— START —

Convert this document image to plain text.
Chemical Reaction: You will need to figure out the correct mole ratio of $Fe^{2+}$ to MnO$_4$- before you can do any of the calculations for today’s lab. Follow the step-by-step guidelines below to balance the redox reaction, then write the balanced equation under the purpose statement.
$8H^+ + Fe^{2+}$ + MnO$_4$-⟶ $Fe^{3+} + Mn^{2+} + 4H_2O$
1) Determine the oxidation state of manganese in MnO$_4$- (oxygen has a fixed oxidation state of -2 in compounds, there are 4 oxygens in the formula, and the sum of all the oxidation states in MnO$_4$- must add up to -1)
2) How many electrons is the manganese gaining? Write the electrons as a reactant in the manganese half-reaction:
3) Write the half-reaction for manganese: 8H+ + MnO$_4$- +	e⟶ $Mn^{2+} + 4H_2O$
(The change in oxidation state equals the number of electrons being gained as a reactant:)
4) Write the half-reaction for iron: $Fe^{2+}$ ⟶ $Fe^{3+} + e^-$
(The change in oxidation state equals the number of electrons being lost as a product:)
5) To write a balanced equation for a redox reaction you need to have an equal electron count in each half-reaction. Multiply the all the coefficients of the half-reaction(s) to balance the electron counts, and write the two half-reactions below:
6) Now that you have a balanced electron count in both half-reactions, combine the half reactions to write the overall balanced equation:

— END —

Given problem — Take the listing above and write it out again exactly.

Exercise solution —
Convert this document image to plain text.
Chemical Reaction: You will need to figure out the correct mole ratio of $Fe^{2+}$ to MnO$_4$- before you can do any of the calculations for today’s lab. Follow the step-by-step guidelines below to balance the redox reaction, then write the balanced equation under the purpose statement.
$8H^+ + Fe^{2+}$ + MnO$_4$-⟶ $Fe^{3+} + Mn^{2+} + 4H_2O$
1) Determine the oxidation state of manganese in MnO$_4$- (oxygen has a fixed oxidation state of -2 in compounds, there are 4 oxygens in the formula, and the sum of all the oxidation states in MnO$_4$- must add up to -1)
2) How many electrons is the manganese gaining? Write the electrons as a reactant in the manganese half-reaction:
3) Write the half-reaction for manganese: 8H+ + MnO$_4$- +	e⟶ $Mn^{2+} + 4H_2O$
(The change in oxidation state equals the number of electrons being gained as a reactant:)
4) Write the half-reaction for iron: $Fe^{2+}$ ⟶ $Fe^{3+} + e^-$
(The change in oxidation state equals the number of electrons being lost as a product:)
5) To write a balanced equation for a redox reaction you need to have an equal electron count in each half-reaction. Multiply the all the coefficients of the half-reaction(s) to balance the electron counts, and write the two half-reactions below:
6) Now that you have a balanced electron count in both half-reactions, combine the half reactions to write the overall balanced equation:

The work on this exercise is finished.